BEGIN RECORDED INFORMATION

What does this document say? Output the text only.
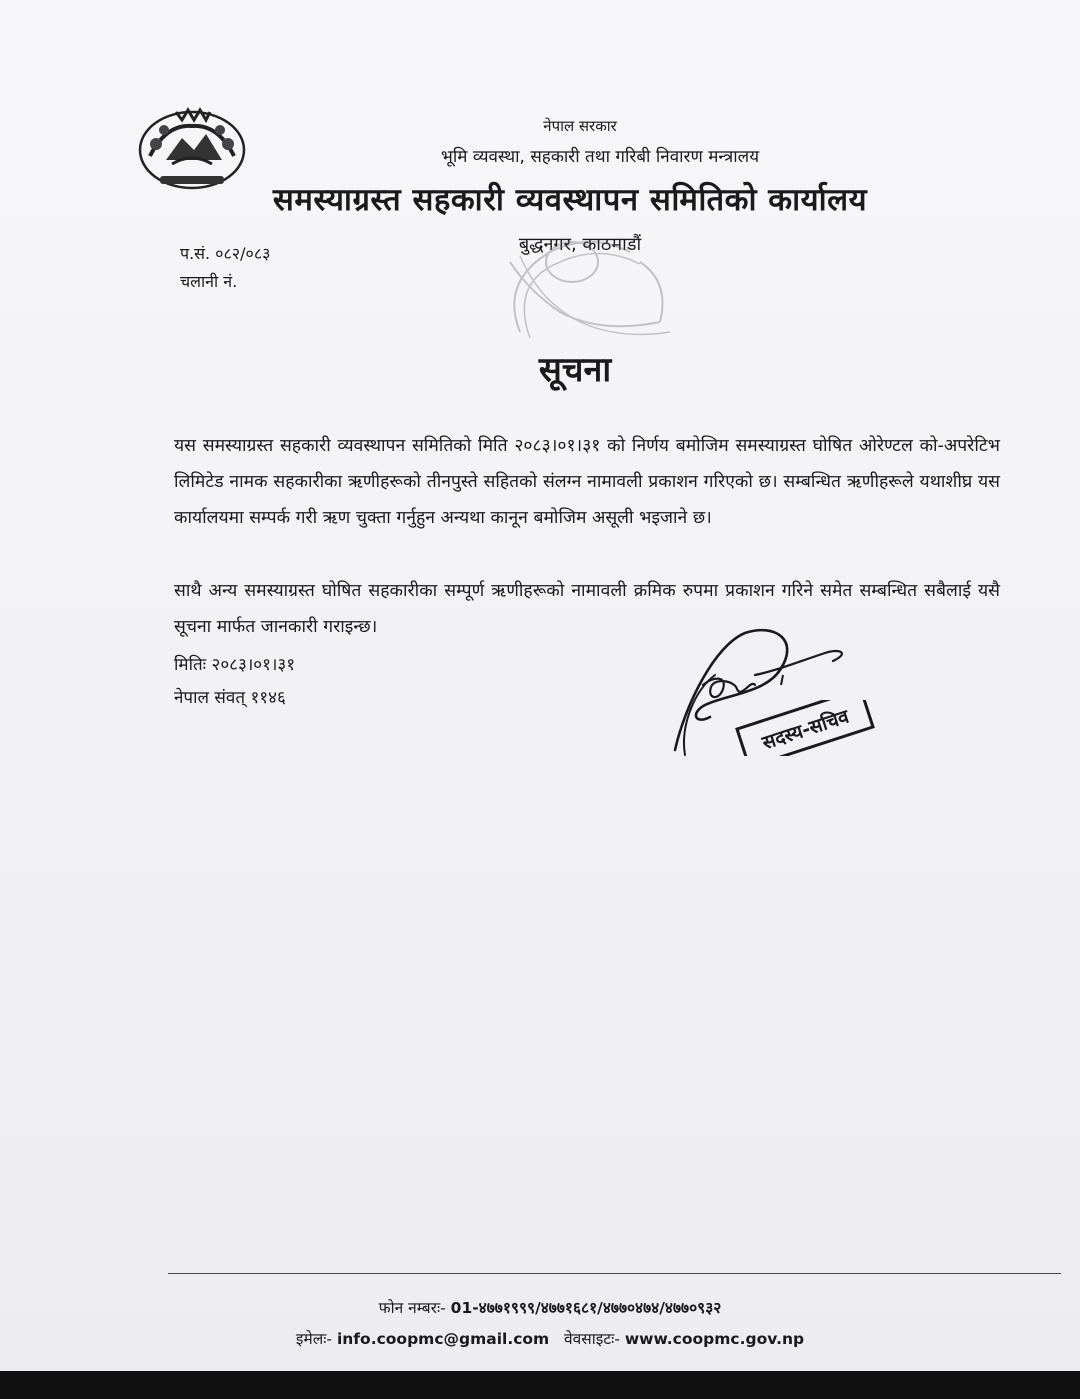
नेपाल सरकार
भूमि व्यवस्था, सहकारी तथा गरिबी निवारण मन्त्रालय
समस्याग्रस्त सहकारी व्यवस्थापन समितिको कार्यालय
बुद्धनगर, काठमाडौं
प.सं. ०८२/०८३
चलानी नं.
सूचना

यस समस्याग्रस्त सहकारी व्यवस्थापन समितिको मिति २०८३।०१।३१ को निर्णय बमोजिम समस्याग्रस्त घोषित ओरेण्टल को-अपरेटिभ लिमिटेड नामक सहकारीका ऋणीहरूको तीनपुस्ते सहितको संलग्न नामावली प्रकाशन गरिएको छ। सम्बन्धित ऋणीहरूले यथाशीघ्र यस कार्यालयमा सम्पर्क गरी ऋण चुक्ता गर्नुहुन अन्यथा कानून बमोजिम असूली भइजाने छ।

साथै अन्य समस्याग्रस्त घोषित सहकारीका सम्पूर्ण ऋणीहरूको नामावली क्रमिक रुपमा प्रकाशन गरिने समेत सम्बन्धित सबैलाई यसै सूचना मार्फत जानकारी गराइन्छ।

मितिः २०८३।०१।३१
नेपाल संवत् ११४६
सदस्य-सचिव
फोन नम्बरः- 01-४७७१९९९/४७७१६८१/४७७०४७४/४७७०९३२
इमेलः- info.coopmc@gmail.com वेवसाइटः- www.coopmc.gov.np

END RECORDED INFORMATION

THE PROBLEM:
Produce an exact copy of each line of data, skipping embedded images.

FULL OUTPUT:
What does this document say? Output the text only.
नेपाल सरकार
भूमि व्यवस्था, सहकारी तथा गरिबी निवारण मन्त्रालय
समस्याग्रस्त सहकारी व्यवस्थापन समितिको कार्यालय
बुद्धनगर, काठमाडौं
प.सं. ०८२/०८३
चलानी नं.
सूचना

यस समस्याग्रस्त सहकारी व्यवस्थापन समितिको मिति २०८३।०१।३१ को निर्णय बमोजिम समस्याग्रस्त घोषित ओरेण्टल को-अपरेटिभ लिमिटेड नामक सहकारीका ऋणीहरूको तीनपुस्ते सहितको संलग्न नामावली प्रकाशन गरिएको छ। सम्बन्धित ऋणीहरूले यथाशीघ्र यस कार्यालयमा सम्पर्क गरी ऋण चुक्ता गर्नुहुन अन्यथा कानून बमोजिम असूली भइजाने छ।

साथै अन्य समस्याग्रस्त घोषित सहकारीका सम्पूर्ण ऋणीहरूको नामावली क्रमिक रुपमा प्रकाशन गरिने समेत सम्बन्धित सबैलाई यसै सूचना मार्फत जानकारी गराइन्छ।

मितिः २०८३।०१।३१
नेपाल संवत् ११४६
सदस्य-सचिव
फोन नम्बरः- 01-४७७१९९९/४७७१६८१/४७७०४७४/४७७०९३२
इमेलः- info.coopmc@gmail.com वेवसाइटः- www.coopmc.gov.np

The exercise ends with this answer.